- **Textauszug**
Aber erst einmal angekommen, haben sich alle Bedenken in Luft aufgelöst. Das Dachzelt ist bereits aufgebaut und die beiden haben schon Bekanntschaft mit einem Schweizer Paar geschlossen, das mit einem Landrover nach China unterwegs ist.
Dieser Campingplatz ist nicht wirklich auf Wohnmobile ausgerichtet, sondern eher auf die Vermietung ihrer Blockhütten. So stehen wir auf einem geschotterten Parkplatz. Ein Haus, in dem es ein Bad mit Dusche und ein WC gibt, steht uns zur Verfügung und auch eine Veranda aus Holz mit einigen Tischen. Wir sehen auch überall Griller herumstehen und beschließen, am nächsten Abend, wenn Ferdinand dann dabei ist, ein BBQ zu machen.
Heute wollen wir erst einmal mit den HPs auf eine schöne Reise anstoßen. Den Sekt haben wir von zuhause mitgebracht. Na dann Prost!
05.06.

- **Vorliegende Daten**
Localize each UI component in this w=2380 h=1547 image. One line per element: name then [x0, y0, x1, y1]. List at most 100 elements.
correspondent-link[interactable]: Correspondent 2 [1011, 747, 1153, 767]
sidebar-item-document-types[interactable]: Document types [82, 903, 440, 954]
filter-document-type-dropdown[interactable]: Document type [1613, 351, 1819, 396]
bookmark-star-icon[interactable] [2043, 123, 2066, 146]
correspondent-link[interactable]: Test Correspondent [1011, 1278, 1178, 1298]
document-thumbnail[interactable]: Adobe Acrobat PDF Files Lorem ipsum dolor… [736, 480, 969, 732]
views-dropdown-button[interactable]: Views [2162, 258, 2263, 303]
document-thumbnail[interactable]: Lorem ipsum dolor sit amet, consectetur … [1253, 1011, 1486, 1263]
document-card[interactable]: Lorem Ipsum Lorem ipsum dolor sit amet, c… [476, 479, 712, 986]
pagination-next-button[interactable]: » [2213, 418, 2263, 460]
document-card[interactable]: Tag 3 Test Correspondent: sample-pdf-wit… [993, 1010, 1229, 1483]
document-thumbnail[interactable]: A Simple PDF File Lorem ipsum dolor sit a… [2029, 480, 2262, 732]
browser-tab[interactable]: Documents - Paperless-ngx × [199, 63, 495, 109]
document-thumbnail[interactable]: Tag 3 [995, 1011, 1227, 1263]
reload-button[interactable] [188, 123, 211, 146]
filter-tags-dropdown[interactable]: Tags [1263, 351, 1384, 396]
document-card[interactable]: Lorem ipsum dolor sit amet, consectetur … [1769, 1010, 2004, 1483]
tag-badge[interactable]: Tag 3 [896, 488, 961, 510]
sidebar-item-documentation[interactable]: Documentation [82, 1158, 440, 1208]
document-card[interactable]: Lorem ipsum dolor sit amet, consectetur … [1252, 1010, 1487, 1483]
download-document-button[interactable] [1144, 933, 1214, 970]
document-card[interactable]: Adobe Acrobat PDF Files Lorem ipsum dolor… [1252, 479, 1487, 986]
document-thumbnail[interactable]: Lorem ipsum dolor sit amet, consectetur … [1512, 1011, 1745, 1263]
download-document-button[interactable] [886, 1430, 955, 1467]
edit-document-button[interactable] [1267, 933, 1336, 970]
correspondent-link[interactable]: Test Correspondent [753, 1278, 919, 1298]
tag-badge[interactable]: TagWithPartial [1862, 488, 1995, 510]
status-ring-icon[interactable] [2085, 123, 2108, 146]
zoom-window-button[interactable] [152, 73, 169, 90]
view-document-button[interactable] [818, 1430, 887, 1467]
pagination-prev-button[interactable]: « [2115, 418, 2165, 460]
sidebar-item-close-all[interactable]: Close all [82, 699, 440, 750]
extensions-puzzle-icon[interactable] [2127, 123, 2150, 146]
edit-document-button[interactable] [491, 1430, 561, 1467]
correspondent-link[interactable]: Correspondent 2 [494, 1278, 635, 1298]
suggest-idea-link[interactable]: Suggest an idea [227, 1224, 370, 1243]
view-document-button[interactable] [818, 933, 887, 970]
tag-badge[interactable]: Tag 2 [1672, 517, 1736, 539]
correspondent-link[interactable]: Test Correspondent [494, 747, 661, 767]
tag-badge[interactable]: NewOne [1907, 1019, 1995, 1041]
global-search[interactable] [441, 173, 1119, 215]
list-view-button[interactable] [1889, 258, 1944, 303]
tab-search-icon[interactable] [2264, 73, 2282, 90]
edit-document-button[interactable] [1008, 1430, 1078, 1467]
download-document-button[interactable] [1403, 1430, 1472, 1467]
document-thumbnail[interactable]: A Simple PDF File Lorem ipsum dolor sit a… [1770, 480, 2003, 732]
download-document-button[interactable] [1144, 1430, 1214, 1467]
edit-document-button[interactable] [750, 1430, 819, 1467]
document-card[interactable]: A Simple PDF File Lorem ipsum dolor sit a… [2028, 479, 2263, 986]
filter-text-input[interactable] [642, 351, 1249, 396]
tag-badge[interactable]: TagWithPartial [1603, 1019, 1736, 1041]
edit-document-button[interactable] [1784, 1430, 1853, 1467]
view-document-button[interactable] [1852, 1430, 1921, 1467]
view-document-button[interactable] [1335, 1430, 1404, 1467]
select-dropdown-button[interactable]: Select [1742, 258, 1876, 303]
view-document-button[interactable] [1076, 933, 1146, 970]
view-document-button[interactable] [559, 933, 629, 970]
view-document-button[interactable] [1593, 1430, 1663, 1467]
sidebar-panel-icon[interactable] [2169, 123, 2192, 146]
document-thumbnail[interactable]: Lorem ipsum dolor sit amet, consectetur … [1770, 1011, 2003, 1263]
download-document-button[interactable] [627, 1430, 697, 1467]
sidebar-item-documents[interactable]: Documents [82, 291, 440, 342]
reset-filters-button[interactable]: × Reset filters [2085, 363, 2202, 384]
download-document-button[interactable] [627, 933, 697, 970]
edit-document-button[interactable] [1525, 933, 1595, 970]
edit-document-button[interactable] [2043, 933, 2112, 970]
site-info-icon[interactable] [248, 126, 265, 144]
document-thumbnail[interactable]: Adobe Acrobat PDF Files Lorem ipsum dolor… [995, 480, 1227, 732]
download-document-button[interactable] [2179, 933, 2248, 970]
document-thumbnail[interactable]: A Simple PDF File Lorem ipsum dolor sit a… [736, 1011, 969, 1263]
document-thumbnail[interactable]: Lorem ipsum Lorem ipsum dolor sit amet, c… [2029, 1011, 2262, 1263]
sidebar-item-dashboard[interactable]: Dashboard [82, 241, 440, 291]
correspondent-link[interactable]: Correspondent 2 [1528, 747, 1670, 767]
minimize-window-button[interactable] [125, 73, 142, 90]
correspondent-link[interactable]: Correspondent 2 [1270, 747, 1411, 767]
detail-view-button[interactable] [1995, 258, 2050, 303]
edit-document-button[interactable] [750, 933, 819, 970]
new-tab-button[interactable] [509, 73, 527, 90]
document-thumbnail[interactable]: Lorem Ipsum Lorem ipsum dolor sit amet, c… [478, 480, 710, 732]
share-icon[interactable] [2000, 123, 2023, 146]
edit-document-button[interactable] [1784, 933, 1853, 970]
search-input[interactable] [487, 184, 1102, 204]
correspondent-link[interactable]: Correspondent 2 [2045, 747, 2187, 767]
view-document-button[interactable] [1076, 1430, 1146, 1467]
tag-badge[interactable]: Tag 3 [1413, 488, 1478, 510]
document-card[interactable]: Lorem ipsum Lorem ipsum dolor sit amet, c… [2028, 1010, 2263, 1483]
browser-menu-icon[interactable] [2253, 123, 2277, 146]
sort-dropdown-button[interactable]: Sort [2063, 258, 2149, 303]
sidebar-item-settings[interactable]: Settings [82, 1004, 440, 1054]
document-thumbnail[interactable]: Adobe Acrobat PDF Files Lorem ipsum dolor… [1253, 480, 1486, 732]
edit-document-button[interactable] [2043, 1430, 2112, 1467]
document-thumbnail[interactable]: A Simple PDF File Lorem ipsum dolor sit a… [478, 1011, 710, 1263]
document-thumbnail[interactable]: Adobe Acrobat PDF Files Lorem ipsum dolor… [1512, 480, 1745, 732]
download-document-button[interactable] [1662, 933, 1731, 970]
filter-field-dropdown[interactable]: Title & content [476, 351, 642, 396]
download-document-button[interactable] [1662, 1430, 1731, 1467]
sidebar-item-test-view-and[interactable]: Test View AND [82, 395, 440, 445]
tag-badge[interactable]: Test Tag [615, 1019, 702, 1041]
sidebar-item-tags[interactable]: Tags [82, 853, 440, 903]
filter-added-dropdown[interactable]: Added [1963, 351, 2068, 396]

- **Anweisungen**
a. Mit welchem Fahrzeug ist das Schweizer Paar laut Textauszug nach China unterwegs?
b. Tausche in den Datensätzen vom Anfang bis einschließlich der Zeile mit „zoom-window-button[interactable] [152, 73, 169, 90]“ den Ausdruck „Tag 3“ gegen „Tag 4“ aus. Gib nur diese Zeilen wieder und lass alles andere unverändert.

- **Antworten je Aufgabe**
a. Mit einem Landrover.

b.
Localize each UI component in this w=2380 h=1547 image. One line per element: name then [x0, y0, x1, y1]. List at most 100 elements.
correspondent-link[interactable]: Correspondent 2 [1011, 747, 1153, 767]
sidebar-item-document-types[interactable]: Document types [82, 903, 440, 954]
filter-document-type-dropdown[interactable]: Document type [1613, 351, 1819, 396]
bookmark-star-icon[interactable] [2043, 123, 2066, 146]
correspondent-link[interactable]: Test Correspondent [1011, 1278, 1178, 1298]
document-thumbnail[interactable]: Adobe Acrobat PDF Files Lorem ipsum dolor… [736, 480, 969, 732]
views-dropdown-button[interactable]: Views [2162, 258, 2263, 303]
document-thumbnail[interactable]: Lorem ipsum dolor sit amet, consectetur … [1253, 1011, 1486, 1263]
document-card[interactable]: Lorem Ipsum Lorem ipsum dolor sit amet, c… [476, 479, 712, 986]
pagination-next-button[interactable]: » [2213, 418, 2263, 460]
document-card[interactable]: Tag 4 Test Correspondent: sample-pdf-wit… [993, 1010, 1229, 1483]
document-thumbnail[interactable]: A Simple PDF File Lorem ipsum dolor sit a… [2029, 480, 2262, 732]
browser-tab[interactable]: Documents - Paperless-ngx × [199, 63, 495, 109]
document-thumbnail[interactable]: Tag 4 [995, 1011, 1227, 1263]
reload-button[interactable] [188, 123, 211, 146]
filter-tags-dropdown[interactable]: Tags [1263, 351, 1384, 396]
document-card[interactable]: Lorem ipsum dolor sit amet, consectetur … [1769, 1010, 2004, 1483]
tag-badge[interactable]: Tag 4 [896, 488, 961, 510]
sidebar-item-documentation[interactable]: Documentation [82, 1158, 440, 1208]
document-card[interactable]: Lorem ipsum dolor sit amet, consectetur … [1252, 1010, 1487, 1483]
download-document-button[interactable] [1144, 933, 1214, 970]
document-card[interactable]: Adobe Acrobat PDF Files Lorem ipsum dolor… [1252, 479, 1487, 986]
document-thumbnail[interactable]: Lorem ipsum dolor sit amet, consectetur … [1512, 1011, 1745, 1263]
download-document-button[interactable] [886, 1430, 955, 1467]
edit-document-button[interactable] [1267, 933, 1336, 970]
correspondent-link[interactable]: Test Correspondent [753, 1278, 919, 1298]
tag-badge[interactable]: TagWithPartial [1862, 488, 1995, 510]
status-ring-icon[interactable] [2085, 123, 2108, 146]
zoom-window-button[interactable] [152, 73, 169, 90]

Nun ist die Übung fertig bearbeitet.